● Objective:
Please restate the following records word for word.

● Dataset rows:
·····

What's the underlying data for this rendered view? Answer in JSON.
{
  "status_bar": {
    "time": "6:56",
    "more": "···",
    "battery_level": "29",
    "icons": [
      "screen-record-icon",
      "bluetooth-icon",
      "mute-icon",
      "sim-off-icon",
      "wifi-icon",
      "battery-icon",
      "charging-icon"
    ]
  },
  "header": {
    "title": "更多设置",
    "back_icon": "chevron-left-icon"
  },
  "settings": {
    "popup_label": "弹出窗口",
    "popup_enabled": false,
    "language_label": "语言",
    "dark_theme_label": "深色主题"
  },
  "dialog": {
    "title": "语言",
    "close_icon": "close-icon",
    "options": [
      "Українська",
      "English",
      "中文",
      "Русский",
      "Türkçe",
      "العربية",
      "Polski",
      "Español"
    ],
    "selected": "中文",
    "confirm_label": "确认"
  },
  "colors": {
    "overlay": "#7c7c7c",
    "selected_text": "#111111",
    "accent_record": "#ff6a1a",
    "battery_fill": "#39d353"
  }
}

·····

● Exercise response:
What's the underlying data for this rendered view? Answer in JSON.
{
  "status_bar": {
    "time": "6:56",
    "more": "···",
    "battery_level": "29",
    "icons": [
      "screen-record-icon",
      "bluetooth-icon",
      "mute-icon",
      "sim-off-icon",
      "wifi-icon",
      "battery-icon",
      "charging-icon"
    ]
  },
  "header": {
    "title": "更多设置",
    "back_icon": "chevron-left-icon"
  },
  "settings": {
    "popup_label": "弹出窗口",
    "popup_enabled": false,
    "language_label": "语言",
    "dark_theme_label": "深色主题"
  },
  "dialog": {
    "title": "语言",
    "close_icon": "close-icon",
    "options": [
      "Українська",
      "English",
      "中文",
      "Русский",
      "Türkçe",
      "العربية",
      "Polski",
      "Español"
    ],
    "selected": "中文",
    "confirm_label": "确认"
  },
  "colors": {
    "overlay": "#7c7c7c",
    "selected_text": "#111111",
    "accent_record": "#ff6a1a",
    "battery_fill": "#39d353"
  }
}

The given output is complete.